Region boundary data:
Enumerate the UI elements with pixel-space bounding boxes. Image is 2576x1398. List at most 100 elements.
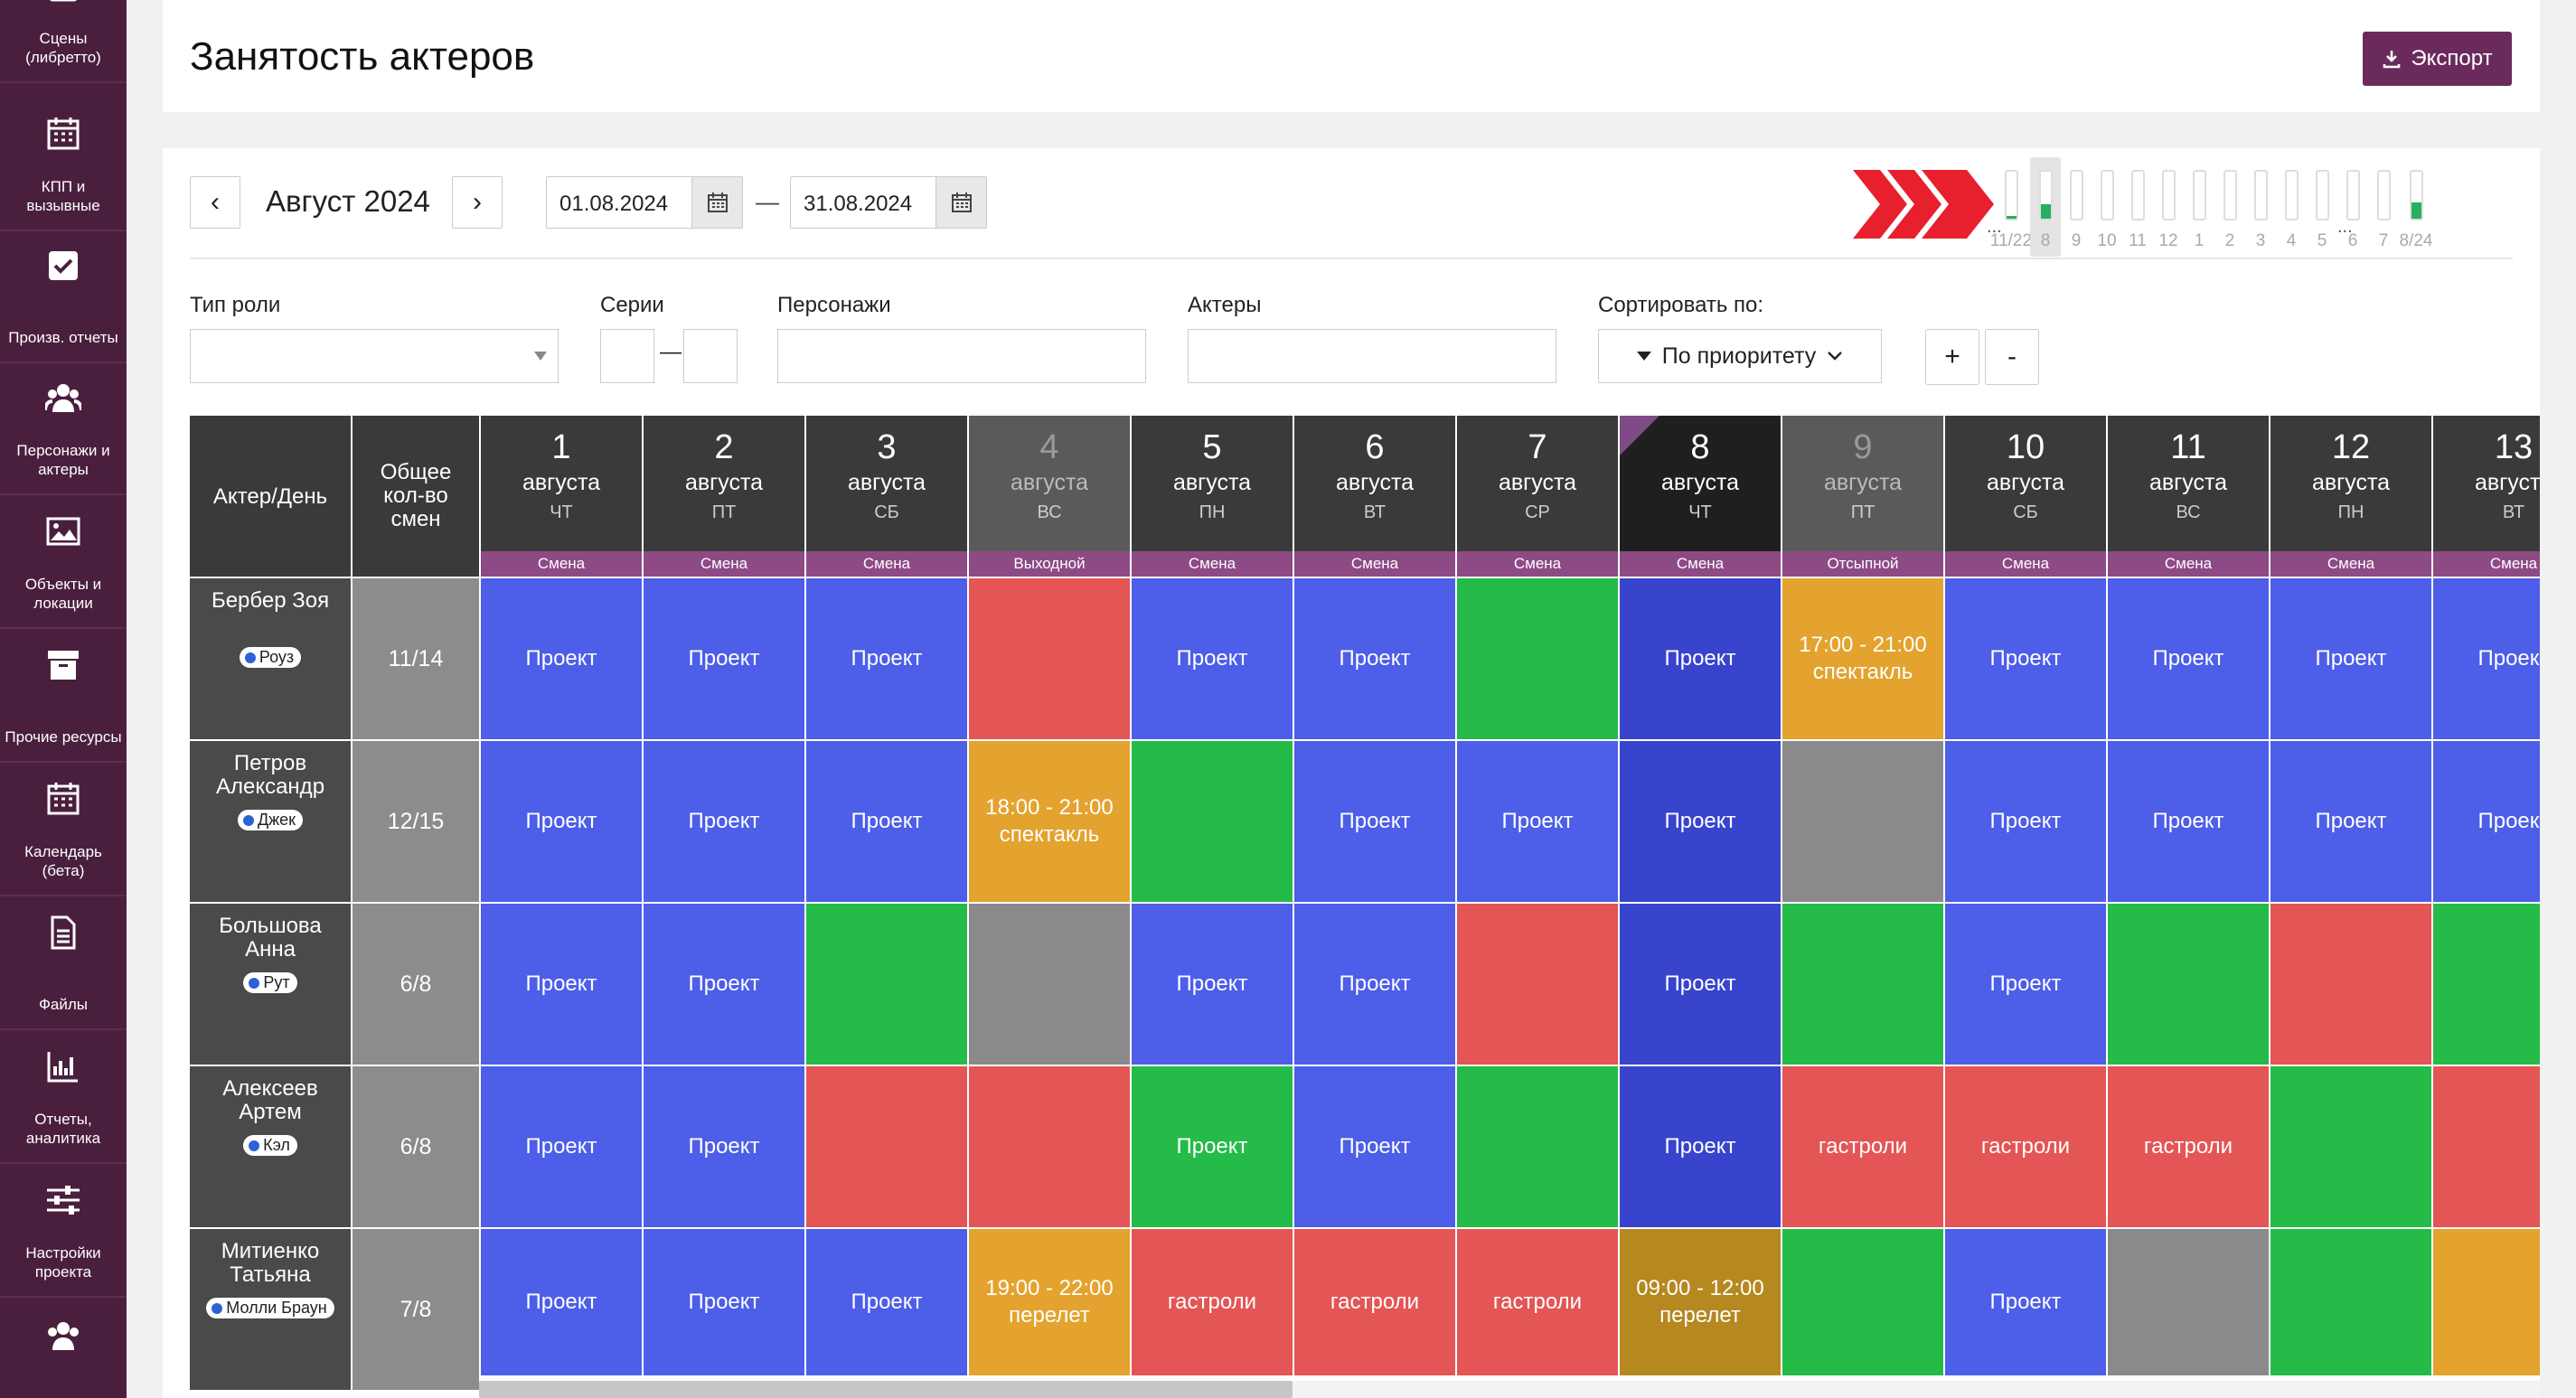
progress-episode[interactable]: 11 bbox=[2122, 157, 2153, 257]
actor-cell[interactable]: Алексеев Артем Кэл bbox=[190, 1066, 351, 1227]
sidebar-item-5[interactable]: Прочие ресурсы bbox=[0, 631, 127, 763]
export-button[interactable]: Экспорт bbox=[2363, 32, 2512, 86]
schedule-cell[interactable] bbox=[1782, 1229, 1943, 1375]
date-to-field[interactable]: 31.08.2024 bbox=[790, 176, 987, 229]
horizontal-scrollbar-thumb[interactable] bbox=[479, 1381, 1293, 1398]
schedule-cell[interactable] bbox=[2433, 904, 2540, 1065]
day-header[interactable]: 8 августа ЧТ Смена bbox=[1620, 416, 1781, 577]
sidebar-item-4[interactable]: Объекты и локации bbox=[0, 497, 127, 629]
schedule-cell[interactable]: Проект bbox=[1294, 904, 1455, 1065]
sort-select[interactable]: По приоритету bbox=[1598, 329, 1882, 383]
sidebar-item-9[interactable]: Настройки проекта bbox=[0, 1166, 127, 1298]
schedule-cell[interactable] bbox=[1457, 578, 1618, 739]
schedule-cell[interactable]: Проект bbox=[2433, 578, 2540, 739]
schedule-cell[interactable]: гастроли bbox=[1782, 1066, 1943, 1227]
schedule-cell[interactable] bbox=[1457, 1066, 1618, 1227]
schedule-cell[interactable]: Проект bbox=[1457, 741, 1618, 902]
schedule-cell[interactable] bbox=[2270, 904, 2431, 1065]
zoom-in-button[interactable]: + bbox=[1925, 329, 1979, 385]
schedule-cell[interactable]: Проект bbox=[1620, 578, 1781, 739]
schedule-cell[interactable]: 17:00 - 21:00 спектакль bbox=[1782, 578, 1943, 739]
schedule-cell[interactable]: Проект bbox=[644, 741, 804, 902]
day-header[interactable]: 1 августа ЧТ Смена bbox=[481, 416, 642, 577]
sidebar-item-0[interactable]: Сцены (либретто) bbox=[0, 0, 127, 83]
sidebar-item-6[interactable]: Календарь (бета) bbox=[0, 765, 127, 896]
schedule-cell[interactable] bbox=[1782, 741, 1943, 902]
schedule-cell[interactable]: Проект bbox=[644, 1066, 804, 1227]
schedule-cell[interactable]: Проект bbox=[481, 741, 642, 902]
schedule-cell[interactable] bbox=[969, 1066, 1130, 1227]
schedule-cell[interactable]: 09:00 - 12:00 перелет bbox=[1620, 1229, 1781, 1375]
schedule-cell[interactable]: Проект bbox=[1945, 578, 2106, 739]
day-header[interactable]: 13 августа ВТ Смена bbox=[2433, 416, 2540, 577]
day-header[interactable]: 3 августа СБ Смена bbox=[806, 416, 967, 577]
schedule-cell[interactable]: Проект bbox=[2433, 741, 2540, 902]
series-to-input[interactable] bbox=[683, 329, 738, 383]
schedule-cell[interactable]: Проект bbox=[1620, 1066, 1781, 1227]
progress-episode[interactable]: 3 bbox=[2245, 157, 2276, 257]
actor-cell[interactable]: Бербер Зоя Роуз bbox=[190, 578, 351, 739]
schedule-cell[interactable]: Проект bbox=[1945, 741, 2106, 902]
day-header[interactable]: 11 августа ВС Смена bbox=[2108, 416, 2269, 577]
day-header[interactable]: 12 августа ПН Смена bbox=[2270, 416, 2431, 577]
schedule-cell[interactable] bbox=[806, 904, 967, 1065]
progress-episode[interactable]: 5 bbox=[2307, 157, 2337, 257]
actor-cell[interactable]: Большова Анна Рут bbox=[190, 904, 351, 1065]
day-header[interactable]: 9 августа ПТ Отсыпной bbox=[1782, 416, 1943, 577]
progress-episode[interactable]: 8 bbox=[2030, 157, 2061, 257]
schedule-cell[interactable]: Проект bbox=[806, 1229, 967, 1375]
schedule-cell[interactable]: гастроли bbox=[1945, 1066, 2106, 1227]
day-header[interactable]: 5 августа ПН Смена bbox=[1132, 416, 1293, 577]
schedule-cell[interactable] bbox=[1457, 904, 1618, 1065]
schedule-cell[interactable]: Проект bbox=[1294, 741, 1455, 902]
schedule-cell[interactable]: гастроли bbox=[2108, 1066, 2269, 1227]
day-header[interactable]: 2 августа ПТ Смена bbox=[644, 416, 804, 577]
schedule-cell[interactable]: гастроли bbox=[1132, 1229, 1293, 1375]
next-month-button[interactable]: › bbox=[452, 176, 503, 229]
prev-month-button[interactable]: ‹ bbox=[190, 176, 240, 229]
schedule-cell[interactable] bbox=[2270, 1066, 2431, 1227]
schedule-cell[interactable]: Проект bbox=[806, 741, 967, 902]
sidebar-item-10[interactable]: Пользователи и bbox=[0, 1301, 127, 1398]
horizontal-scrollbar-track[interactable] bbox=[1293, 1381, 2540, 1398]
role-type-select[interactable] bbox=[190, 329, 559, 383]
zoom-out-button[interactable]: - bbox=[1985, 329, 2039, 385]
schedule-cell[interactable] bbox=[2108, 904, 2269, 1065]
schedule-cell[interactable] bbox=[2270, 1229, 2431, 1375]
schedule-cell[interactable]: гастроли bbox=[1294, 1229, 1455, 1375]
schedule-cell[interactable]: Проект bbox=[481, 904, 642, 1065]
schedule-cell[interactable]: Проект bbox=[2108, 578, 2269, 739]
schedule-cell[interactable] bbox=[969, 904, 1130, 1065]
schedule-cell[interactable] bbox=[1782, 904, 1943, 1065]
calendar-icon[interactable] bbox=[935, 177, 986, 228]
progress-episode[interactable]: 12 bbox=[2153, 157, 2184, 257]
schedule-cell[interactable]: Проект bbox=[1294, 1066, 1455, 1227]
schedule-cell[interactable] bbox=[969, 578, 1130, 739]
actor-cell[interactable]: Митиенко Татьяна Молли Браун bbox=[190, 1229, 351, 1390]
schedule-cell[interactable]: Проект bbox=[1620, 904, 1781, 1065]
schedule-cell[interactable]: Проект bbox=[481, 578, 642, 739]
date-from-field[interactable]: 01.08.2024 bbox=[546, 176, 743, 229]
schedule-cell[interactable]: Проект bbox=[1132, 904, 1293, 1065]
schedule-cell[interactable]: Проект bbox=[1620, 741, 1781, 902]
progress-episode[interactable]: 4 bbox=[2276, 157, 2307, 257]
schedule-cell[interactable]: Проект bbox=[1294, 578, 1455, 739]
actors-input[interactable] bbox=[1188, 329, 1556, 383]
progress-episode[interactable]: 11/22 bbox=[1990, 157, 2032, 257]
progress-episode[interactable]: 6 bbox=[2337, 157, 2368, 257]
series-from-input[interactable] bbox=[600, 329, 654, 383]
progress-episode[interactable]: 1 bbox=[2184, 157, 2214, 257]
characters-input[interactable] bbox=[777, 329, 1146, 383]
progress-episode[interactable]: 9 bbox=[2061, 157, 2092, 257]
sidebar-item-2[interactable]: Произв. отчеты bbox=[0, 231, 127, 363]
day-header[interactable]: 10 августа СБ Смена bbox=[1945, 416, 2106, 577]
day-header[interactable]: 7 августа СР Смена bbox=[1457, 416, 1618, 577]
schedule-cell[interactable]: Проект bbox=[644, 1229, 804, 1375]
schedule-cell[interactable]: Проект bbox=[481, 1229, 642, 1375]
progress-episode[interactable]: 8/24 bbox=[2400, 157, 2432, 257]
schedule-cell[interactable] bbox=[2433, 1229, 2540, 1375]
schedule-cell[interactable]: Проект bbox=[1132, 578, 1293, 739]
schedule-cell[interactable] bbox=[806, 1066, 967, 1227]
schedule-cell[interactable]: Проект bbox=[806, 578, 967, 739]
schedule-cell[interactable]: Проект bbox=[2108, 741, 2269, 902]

WHAT THE TASK ASKS: Copy out the lines of the records starting at the one containing "progress-episode[interactable]: 11 bbox=[2122, 157, 2153, 257]" and ending at the one containing "sidebar-item-5[interactable]: Прочие ресурсы", reproducing each character unchanged.

COMPLETE RESPONSE:
progress-episode[interactable]: 11 bbox=[2122, 157, 2153, 257]
actor-cell[interactable]: Алексеев Артем Кэл bbox=[190, 1066, 351, 1227]
sidebar-item-5[interactable]: Прочие ресурсы bbox=[0, 631, 127, 763]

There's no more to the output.